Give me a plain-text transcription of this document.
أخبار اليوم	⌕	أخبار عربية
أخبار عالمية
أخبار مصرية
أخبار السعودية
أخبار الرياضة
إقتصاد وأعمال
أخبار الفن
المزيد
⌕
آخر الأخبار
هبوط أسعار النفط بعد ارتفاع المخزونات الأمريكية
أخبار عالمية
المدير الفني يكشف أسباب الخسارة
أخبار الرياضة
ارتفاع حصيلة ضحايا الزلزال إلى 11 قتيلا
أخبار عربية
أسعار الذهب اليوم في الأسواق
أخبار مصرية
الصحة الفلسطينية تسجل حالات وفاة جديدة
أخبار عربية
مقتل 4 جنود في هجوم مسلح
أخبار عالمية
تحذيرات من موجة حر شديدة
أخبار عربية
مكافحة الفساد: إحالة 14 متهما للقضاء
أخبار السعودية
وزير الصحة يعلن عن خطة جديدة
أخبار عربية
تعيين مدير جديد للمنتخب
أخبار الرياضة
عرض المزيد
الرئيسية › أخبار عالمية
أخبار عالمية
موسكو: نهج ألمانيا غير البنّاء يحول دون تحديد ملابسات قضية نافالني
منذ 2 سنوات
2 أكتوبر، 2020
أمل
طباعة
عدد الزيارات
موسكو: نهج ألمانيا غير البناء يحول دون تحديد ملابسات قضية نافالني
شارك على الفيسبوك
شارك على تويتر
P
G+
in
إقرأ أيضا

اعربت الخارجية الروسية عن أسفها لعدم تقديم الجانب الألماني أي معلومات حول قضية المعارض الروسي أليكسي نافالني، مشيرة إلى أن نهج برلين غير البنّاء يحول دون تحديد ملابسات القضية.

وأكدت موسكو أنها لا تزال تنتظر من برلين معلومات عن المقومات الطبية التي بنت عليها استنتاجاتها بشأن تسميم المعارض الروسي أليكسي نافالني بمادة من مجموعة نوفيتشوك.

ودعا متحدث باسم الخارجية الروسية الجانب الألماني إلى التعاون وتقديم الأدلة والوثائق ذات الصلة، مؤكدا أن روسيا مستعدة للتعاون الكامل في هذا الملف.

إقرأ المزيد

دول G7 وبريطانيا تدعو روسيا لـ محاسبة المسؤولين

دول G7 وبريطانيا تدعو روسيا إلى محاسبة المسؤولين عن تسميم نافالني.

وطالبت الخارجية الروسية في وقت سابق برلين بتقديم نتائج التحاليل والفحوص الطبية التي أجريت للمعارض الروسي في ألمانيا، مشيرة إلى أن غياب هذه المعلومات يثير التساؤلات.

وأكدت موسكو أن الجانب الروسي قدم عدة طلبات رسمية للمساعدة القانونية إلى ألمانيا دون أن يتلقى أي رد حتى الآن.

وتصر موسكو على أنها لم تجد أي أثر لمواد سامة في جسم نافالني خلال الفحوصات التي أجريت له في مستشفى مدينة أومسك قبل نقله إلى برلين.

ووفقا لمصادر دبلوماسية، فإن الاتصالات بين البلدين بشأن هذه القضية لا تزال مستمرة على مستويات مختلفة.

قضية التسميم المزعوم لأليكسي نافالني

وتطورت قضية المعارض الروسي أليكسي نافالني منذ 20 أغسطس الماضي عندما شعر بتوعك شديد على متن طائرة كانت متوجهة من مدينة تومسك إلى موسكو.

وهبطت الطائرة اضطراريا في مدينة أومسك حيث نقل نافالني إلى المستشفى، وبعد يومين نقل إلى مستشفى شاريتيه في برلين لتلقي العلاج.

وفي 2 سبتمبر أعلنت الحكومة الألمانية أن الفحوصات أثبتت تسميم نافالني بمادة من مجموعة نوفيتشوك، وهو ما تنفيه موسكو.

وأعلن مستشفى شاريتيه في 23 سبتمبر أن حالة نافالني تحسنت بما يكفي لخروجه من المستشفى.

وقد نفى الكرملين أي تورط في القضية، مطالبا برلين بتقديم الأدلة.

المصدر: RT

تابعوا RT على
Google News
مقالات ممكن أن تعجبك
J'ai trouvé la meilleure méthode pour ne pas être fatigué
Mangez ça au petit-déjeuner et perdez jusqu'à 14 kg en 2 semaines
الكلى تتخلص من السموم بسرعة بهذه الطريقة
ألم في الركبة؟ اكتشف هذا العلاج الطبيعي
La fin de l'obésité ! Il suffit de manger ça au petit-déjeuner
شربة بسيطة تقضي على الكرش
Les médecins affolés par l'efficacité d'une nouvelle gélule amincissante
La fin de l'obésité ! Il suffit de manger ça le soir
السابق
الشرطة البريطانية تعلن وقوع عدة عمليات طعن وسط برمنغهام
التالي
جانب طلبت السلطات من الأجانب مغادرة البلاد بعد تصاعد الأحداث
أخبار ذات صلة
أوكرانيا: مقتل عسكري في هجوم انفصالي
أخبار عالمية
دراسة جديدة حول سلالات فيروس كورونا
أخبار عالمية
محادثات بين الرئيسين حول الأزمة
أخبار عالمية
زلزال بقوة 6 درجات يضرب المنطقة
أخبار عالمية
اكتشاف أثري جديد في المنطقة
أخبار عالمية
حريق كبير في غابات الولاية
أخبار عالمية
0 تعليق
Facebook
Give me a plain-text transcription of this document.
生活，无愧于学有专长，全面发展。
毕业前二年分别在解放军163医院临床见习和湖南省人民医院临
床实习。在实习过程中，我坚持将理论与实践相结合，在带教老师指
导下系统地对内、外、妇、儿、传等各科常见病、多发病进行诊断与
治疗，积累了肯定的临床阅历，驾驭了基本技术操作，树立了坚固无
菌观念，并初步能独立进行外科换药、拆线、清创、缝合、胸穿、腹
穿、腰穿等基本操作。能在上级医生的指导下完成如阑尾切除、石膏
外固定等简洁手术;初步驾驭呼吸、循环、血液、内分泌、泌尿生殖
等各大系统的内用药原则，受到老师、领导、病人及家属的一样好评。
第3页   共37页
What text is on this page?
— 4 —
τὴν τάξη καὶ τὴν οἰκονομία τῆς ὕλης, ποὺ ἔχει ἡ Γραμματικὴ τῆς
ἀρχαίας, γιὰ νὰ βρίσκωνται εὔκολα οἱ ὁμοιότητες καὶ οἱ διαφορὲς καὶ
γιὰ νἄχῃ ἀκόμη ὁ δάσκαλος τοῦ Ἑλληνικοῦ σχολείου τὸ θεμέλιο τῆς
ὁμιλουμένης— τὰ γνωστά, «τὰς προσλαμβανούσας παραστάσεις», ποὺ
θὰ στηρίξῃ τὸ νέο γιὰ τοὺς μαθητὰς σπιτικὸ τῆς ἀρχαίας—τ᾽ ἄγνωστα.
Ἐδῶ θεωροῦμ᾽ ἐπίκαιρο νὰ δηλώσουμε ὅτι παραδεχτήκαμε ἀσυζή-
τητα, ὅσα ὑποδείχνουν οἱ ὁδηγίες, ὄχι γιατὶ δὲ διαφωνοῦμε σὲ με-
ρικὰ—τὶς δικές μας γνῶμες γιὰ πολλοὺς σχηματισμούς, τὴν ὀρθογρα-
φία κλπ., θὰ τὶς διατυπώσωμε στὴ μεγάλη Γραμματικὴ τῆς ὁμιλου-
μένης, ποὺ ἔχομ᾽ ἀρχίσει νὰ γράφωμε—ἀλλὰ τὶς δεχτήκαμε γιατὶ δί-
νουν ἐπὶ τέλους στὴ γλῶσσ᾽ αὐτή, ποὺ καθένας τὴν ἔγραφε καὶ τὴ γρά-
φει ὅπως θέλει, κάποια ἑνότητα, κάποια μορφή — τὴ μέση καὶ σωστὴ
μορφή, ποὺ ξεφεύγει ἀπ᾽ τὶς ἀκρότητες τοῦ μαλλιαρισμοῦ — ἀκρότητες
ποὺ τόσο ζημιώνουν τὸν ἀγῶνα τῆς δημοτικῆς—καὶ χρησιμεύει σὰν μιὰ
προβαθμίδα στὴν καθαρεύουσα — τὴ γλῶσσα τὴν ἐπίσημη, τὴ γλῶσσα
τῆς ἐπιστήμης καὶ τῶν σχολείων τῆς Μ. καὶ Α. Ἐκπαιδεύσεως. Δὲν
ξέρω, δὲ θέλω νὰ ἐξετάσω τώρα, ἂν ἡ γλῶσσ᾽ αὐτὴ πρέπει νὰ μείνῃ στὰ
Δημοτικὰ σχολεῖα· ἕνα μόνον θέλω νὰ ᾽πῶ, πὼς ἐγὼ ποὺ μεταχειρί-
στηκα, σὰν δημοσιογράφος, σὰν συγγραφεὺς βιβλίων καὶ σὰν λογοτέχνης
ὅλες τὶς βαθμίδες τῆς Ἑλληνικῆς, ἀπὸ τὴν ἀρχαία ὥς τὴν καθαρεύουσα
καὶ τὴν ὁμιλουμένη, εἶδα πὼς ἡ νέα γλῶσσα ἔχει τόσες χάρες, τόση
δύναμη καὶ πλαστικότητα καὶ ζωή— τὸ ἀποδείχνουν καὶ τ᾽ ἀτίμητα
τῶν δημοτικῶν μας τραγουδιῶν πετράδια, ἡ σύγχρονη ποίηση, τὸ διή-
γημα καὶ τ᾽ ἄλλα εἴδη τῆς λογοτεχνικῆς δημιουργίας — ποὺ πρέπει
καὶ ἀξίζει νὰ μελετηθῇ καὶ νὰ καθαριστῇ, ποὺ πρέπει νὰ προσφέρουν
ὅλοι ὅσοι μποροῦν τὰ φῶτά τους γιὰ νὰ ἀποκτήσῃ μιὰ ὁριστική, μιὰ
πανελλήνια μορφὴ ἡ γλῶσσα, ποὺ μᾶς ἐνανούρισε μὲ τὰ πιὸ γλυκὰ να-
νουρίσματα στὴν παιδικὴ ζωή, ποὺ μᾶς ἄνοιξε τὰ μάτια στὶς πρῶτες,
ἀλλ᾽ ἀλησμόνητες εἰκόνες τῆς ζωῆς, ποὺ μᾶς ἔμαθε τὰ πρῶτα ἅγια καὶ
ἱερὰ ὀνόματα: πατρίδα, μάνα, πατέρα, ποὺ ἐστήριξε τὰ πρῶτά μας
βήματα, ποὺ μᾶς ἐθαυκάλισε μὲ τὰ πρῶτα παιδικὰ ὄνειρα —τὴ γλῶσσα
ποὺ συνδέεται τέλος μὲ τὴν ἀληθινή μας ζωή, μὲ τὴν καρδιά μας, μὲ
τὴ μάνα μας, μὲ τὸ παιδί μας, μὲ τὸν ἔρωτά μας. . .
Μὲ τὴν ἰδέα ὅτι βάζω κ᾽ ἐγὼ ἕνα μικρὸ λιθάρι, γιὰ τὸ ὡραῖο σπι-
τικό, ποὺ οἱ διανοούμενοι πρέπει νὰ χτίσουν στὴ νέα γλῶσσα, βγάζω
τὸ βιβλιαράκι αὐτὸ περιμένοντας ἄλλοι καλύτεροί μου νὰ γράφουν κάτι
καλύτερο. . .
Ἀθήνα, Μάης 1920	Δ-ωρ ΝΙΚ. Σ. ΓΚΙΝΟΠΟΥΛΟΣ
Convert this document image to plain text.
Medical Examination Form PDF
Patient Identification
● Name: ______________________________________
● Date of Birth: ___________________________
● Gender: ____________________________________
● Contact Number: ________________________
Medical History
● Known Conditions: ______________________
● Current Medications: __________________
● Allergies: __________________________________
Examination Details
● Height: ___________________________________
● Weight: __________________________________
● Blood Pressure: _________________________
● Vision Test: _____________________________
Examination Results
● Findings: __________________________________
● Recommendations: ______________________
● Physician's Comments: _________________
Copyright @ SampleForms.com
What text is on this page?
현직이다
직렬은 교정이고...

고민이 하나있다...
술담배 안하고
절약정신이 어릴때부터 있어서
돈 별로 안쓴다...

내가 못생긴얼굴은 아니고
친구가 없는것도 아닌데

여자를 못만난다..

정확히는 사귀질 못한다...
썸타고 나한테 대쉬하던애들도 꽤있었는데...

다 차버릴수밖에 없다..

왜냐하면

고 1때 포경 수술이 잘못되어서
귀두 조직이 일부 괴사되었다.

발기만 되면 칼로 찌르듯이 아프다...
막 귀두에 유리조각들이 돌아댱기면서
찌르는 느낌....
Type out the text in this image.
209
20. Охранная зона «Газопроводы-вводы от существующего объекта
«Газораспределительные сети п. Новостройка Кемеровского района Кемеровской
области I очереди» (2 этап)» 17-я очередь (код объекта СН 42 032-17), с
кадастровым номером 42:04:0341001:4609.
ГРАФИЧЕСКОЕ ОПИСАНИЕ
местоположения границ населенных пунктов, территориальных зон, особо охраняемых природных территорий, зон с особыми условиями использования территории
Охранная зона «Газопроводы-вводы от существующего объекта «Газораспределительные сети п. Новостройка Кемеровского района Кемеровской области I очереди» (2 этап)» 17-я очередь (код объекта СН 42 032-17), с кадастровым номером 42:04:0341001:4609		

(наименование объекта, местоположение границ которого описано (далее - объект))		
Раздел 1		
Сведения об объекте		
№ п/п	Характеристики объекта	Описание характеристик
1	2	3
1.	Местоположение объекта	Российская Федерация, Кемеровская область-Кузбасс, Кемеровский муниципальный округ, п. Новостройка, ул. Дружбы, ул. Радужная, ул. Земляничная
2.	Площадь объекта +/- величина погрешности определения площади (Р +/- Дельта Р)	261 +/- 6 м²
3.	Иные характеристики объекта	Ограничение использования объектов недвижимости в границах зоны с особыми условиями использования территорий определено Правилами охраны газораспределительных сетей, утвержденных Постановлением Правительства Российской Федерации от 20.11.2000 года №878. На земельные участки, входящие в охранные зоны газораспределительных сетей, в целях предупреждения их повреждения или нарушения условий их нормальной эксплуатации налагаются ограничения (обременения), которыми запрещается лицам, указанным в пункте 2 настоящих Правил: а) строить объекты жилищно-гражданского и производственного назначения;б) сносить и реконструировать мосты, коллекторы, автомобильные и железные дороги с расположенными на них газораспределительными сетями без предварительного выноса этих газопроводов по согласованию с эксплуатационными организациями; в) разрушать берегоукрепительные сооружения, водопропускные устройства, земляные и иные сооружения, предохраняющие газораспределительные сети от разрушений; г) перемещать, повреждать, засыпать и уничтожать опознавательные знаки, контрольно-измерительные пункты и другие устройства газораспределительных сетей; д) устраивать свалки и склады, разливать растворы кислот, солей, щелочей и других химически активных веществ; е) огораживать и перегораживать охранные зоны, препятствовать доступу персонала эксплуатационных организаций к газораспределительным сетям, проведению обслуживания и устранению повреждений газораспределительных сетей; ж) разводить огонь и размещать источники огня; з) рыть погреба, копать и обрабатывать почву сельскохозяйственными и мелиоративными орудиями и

◆ ◆ ◆ ◆

§ Job
Scan the material above. Return every line containing the string "جديدة".

§ Solution below
الصحة الفلسطينية تسجل حالات وفاة جديدة
وزير الصحة يعلن عن خطة جديدة
دراسة جديدة حول سلالات فيروس كورونا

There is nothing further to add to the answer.